_Instruction_
Which lines below hold the word "Alternative"? Report each one.

_Provided data_
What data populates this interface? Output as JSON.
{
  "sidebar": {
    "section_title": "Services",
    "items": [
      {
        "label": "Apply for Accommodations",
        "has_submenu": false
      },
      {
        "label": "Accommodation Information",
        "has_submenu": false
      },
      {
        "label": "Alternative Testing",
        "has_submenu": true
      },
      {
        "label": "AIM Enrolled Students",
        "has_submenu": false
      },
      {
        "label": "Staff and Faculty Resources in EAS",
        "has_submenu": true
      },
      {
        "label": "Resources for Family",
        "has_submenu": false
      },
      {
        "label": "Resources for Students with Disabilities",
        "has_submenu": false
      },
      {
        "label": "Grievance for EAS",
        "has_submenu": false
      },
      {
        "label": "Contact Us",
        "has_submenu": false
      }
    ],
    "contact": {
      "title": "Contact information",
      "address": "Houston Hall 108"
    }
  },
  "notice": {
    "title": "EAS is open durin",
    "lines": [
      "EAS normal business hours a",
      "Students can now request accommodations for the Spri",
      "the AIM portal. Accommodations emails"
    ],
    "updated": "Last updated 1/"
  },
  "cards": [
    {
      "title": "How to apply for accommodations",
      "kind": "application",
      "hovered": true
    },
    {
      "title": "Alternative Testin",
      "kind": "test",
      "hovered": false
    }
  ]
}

_Exercise solution_
        "label": "Alternative Testing",
      "title": "Alternative Testin",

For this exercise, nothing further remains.